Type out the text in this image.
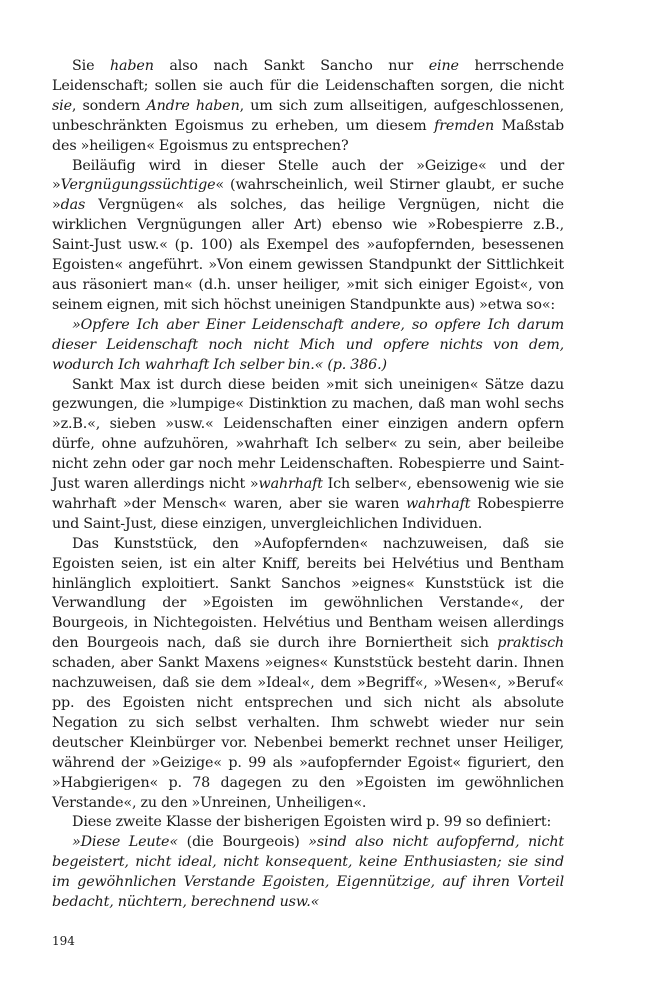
Sie haben also nach Sankt Sancho nur eine herrschende Leidenschaft; sollen sie auch für die Leidenschaften sorgen, die nicht sie, sondern Andre haben, um sich zum allseitigen, aufgeschlossenen, unbeschränkten Egoismus zu erheben, um diesem fremden Maßstab des »heiligen« Egoismus zu entsprechen?

Beiläufig wird in dieser Stelle auch der »Geizige« und der »Vergnügungssüchtige« (wahrscheinlich, weil Stirner glaubt, er suche »das Vergnügen« als solches, das heilige Vergnügen, nicht die wirklichen Vergnügungen aller Art) ebenso wie »Robespierre z.B., Saint-Just usw.« (p. 100) als Exempel des »aufopfernden, besessenen Egoisten« angeführt. »Von einem gewissen Standpunkt der Sittlichkeit aus räsoniert man« (d.h. unser heiliger, »mit sich einiger Egoist«, von seinem eignen, mit sich höchst uneinigen Standpunkte aus) »etwa so«:

»Opfere Ich aber Einer Leidenschaft andere, so opfere Ich darum dieser Leidenschaft noch nicht Mich und opfere nichts von dem, wodurch Ich wahrhaft Ich selber bin.« (p. 386.)

Sankt Max ist durch diese beiden »mit sich uneinigen« Sätze dazu gezwungen, die »lumpige« Distinktion zu machen, daß man wohl sechs »z.B.«, sieben »usw.« Leidenschaften einer einzigen andern opfern dürfe, ohne aufzuhören, »wahrhaft Ich selber« zu sein, aber beileibe nicht zehn oder gar noch mehr Leidenschaften. Robespierre und Saint-Just waren allerdings nicht »wahrhaft Ich selber«, ebensowenig wie sie wahrhaft »der Mensch« waren, aber sie waren wahrhaft Robespierre und Saint-Just, diese einzigen, unvergleichlichen Individuen.

Das Kunststück, den »Aufopfernden« nachzuweisen, daß sie Egoisten seien, ist ein alter Kniff, bereits bei Helvétius und Bentham hinlänglich exploitiert. Sankt Sanchos »eignes« Kunststück ist die Verwandlung der »Egoisten im gewöhnlichen Verstande«, der Bourgeois, in Nichtegoisten. Helvétius und Bentham weisen allerdings den Bourgeois nach, daß sie durch ihre Borniertheit sich praktisch schaden, aber Sankt Maxens »eignes« Kunststück besteht darin. Ihnen nachzuweisen, daß sie dem »Ideal«, dem »Begriff«, »Wesen«, »Beruf« pp. des Egoisten nicht entsprechen und sich nicht als absolute Negation zu sich selbst verhalten. Ihm schwebt wieder nur sein deutscher Kleinbürger vor. Nebenbei bemerkt rechnet unser Heiliger, während der »Geizige« p. 99 als »aufopfernder Egoist« figuriert, den »Habgierigen« p. 78 dagegen zu den »Egoisten im gewöhnlichen Verstande«, zu den »Unreinen, Unheiligen«.

Diese zweite Klasse der bisherigen Egoisten wird p. 99 so definiert:

»Diese Leute« (die Bourgeois) »sind also nicht aufopfernd, nicht begeistert, nicht ideal, nicht konsequent, keine Enthusiasten; sie sind im gewöhnlichen Verstande Egoisten, Eigennützige, auf ihren Vorteil bedacht, nüchtern, berechnend usw.«

194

### Given problem
Make a word-for-word copy of the entries, without any pictures.

### Answer to the task
Type out the text in this image.
Sie haben also nach Sankt Sancho nur eine herrschende Leidenschaft; sollen sie auch für die Leidenschaften sorgen, die nicht sie, sondern Andre haben, um sich zum allseitigen, aufgeschlossenen, unbeschränkten Egoismus zu erheben, um diesem fremden Maßstab des »heiligen« Egoismus zu entsprechen?

Beiläufig wird in dieser Stelle auch der »Geizige« und der »Vergnügungssüchtige« (wahrscheinlich, weil Stirner glaubt, er suche »das Vergnügen« als solches, das heilige Vergnügen, nicht die wirklichen Vergnügungen aller Art) ebenso wie »Robespierre z.B., Saint-Just usw.« (p. 100) als Exempel des »aufopfernden, besessenen Egoisten« angeführt. »Von einem gewissen Standpunkt der Sittlichkeit aus räsoniert man« (d.h. unser heiliger, »mit sich einiger Egoist«, von seinem eignen, mit sich höchst uneinigen Standpunkte aus) »etwa so«:

»Opfere Ich aber Einer Leidenschaft andere, so opfere Ich darum dieser Leidenschaft noch nicht Mich und opfere nichts von dem, wodurch Ich wahrhaft Ich selber bin.« (p. 386.)

Sankt Max ist durch diese beiden »mit sich uneinigen« Sätze dazu gezwungen, die »lumpige« Distinktion zu machen, daß man wohl sechs »z.B.«, sieben »usw.« Leidenschaften einer einzigen andern opfern dürfe, ohne aufzuhören, »wahrhaft Ich selber« zu sein, aber beileibe nicht zehn oder gar noch mehr Leidenschaften. Robespierre und Saint-Just waren allerdings nicht »wahrhaft Ich selber«, ebensowenig wie sie wahrhaft »der Mensch« waren, aber sie waren wahrhaft Robespierre und Saint-Just, diese einzigen, unvergleichlichen Individuen.

Das Kunststück, den »Aufopfernden« nachzuweisen, daß sie Egoisten seien, ist ein alter Kniff, bereits bei Helvétius und Bentham hinlänglich exploitiert. Sankt Sanchos »eignes« Kunststück ist die Verwandlung der »Egoisten im gewöhnlichen Verstande«, der Bourgeois, in Nichtegoisten. Helvétius und Bentham weisen allerdings den Bourgeois nach, daß sie durch ihre Borniertheit sich praktisch schaden, aber Sankt Maxens »eignes« Kunststück besteht darin. Ihnen nachzuweisen, daß sie dem »Ideal«, dem »Begriff«, »Wesen«, »Beruf« pp. des Egoisten nicht entsprechen und sich nicht als absolute Negation zu sich selbst verhalten. Ihm schwebt wieder nur sein deutscher Kleinbürger vor. Nebenbei bemerkt rechnet unser Heiliger, während der »Geizige« p. 99 als »aufopfernder Egoist« figuriert, den »Habgierigen« p. 78 dagegen zu den »Egoisten im gewöhnlichen Verstande«, zu den »Unreinen, Unheiligen«.

Diese zweite Klasse der bisherigen Egoisten wird p. 99 so definiert:

»Diese Leute« (die Bourgeois) »sind also nicht aufopfernd, nicht begeistert, nicht ideal, nicht konsequent, keine Enthusiasten; sie sind im gewöhnlichen Verstande Egoisten, Eigennützige, auf ihren Vorteil bedacht, nüchtern, berechnend usw.«

194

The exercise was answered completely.